## Start DATASET EXCERPTS

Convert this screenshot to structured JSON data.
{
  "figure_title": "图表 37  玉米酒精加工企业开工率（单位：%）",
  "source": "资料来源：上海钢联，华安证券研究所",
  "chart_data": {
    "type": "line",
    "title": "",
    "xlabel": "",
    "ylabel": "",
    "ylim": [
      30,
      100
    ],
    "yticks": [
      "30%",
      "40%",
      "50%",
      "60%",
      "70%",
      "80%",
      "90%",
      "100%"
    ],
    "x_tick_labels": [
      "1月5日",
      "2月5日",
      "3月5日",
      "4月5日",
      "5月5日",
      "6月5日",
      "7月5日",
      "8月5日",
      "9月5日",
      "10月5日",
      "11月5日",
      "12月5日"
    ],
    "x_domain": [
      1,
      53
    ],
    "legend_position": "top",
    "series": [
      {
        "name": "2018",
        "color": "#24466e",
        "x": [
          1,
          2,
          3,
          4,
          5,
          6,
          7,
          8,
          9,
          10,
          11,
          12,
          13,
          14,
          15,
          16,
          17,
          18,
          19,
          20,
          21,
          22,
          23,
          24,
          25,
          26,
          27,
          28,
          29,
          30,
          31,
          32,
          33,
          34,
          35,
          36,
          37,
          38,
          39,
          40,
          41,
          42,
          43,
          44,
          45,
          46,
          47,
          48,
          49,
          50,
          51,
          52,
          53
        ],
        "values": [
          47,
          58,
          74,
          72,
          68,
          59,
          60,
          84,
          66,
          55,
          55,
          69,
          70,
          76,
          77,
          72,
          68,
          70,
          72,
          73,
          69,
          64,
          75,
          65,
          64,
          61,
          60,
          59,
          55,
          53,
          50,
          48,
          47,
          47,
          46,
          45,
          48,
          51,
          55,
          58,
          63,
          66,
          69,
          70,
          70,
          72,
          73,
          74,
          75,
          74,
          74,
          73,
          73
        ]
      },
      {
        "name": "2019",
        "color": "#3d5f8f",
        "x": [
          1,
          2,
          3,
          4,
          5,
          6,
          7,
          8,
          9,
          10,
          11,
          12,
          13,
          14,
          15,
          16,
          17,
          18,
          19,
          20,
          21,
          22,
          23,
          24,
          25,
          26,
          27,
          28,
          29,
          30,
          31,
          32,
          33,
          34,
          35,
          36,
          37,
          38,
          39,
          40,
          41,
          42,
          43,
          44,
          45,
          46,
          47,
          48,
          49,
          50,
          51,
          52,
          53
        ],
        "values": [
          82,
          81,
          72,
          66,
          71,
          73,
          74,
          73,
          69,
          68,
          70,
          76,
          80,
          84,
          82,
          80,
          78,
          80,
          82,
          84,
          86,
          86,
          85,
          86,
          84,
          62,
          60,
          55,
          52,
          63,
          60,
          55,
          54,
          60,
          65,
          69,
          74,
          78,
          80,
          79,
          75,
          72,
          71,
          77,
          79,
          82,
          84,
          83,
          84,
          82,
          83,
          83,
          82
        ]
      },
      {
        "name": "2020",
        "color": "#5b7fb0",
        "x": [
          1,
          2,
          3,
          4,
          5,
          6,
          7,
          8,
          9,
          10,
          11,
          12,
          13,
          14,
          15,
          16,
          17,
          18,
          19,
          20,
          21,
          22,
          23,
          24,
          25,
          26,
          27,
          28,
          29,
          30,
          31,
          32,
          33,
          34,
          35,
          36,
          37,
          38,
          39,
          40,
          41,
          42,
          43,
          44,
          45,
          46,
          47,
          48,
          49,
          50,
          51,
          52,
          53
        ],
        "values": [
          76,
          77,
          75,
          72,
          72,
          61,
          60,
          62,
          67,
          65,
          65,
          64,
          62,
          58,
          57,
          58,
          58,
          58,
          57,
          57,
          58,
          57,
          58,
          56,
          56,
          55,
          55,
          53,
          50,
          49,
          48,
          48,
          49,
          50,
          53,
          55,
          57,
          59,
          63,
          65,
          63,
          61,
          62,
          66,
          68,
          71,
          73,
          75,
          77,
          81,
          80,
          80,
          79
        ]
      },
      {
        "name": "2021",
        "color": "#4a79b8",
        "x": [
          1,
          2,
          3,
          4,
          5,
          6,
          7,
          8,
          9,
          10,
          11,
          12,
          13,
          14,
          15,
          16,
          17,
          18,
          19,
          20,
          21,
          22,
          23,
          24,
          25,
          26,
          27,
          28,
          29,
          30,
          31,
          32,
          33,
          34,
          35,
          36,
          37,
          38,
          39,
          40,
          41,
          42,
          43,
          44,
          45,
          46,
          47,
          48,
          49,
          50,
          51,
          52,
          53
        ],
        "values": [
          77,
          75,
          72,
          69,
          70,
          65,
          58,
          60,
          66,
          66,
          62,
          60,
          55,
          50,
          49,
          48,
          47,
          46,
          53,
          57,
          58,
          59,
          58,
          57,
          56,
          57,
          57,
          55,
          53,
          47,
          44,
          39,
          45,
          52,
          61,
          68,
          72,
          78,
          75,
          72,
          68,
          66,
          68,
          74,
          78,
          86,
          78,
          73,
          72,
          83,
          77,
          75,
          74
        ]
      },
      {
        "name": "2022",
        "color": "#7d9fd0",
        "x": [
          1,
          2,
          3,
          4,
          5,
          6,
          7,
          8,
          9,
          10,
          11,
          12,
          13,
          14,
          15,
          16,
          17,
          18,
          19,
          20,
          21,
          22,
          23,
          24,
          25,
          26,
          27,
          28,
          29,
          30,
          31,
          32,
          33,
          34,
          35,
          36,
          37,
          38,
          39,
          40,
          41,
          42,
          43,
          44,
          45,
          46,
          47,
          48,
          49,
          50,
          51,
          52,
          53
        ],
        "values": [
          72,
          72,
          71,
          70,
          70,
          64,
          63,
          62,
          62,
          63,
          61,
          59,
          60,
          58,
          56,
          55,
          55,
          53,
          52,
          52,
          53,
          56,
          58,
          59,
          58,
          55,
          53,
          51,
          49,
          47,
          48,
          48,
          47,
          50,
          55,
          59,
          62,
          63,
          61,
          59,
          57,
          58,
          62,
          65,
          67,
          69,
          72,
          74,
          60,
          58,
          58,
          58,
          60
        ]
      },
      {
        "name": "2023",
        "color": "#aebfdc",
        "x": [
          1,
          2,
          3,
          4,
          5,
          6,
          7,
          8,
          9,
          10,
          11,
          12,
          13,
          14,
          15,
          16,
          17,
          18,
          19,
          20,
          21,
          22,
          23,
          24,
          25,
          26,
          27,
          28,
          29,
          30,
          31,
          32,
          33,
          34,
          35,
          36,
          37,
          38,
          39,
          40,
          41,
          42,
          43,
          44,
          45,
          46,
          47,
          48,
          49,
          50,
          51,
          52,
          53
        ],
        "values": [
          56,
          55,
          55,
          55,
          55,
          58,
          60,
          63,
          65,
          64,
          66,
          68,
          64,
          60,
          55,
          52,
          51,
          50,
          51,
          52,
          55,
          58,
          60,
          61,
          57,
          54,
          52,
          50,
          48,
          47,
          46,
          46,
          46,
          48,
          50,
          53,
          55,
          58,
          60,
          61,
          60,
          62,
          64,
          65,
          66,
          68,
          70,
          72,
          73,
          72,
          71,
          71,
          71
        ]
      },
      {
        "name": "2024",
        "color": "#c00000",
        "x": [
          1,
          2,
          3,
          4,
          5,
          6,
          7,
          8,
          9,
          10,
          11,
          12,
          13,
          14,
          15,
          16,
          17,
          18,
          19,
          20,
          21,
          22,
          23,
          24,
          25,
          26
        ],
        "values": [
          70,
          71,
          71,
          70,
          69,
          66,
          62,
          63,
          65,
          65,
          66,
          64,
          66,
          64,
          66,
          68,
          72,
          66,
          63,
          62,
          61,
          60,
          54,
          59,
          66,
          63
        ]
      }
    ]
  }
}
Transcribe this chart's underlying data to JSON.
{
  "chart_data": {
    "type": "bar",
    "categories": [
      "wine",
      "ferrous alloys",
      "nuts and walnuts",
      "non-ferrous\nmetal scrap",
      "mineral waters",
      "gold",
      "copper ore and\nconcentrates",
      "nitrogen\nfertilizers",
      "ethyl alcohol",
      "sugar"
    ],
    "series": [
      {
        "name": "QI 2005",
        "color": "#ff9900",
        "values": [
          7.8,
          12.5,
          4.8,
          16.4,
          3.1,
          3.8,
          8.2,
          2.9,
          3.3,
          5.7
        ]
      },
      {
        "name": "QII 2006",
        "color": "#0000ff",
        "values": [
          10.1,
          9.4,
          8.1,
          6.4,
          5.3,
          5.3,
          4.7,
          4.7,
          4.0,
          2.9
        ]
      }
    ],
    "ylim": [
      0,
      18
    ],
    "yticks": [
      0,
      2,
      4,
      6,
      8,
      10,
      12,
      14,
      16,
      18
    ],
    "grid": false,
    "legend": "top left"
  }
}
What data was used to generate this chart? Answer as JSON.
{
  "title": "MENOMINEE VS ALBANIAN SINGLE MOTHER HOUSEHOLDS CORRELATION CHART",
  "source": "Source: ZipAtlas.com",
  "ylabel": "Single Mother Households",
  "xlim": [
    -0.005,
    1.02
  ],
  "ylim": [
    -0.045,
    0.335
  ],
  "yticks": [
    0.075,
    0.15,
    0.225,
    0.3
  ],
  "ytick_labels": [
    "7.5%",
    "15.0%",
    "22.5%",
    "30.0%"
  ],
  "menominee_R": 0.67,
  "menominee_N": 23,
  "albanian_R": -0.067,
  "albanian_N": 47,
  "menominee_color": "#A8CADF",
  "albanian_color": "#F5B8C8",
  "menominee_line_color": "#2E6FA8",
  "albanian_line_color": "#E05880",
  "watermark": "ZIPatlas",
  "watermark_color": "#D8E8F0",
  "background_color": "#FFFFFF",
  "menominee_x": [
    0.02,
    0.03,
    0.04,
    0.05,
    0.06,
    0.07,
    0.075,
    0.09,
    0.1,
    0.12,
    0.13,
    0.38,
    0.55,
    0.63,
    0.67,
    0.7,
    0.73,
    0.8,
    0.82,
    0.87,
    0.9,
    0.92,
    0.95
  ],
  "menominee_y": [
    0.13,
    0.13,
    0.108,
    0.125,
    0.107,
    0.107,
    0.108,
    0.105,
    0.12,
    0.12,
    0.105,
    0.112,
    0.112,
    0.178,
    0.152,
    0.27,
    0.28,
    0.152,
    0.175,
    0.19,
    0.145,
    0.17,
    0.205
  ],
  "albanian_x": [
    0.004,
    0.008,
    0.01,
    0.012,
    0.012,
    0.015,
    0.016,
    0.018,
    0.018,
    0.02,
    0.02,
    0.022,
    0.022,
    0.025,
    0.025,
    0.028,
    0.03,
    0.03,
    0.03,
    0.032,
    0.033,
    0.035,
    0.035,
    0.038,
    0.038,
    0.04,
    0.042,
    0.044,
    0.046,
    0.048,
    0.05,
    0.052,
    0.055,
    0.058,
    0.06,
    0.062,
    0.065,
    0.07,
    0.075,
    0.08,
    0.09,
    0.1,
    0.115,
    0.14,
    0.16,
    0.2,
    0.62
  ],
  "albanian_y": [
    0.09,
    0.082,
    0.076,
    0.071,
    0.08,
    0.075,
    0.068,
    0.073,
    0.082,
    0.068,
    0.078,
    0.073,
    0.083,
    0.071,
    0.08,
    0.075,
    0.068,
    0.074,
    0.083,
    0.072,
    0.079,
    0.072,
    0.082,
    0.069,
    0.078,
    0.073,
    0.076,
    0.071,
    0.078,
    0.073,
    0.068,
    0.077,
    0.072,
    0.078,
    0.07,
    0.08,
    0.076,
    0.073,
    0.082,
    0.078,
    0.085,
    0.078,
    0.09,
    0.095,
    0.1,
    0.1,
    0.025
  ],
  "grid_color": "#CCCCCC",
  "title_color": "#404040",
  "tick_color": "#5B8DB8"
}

## End DATASET EXCERPTS

WHAT TO DO:
Go through the material and copy out every line with "this" in it.

EXERCISE RESPONSE:
Convert this screenshot to structured JSON data.
Transcribe this chart's underlying data to JSON.
What data was used to generate this chart? Answer as JSON.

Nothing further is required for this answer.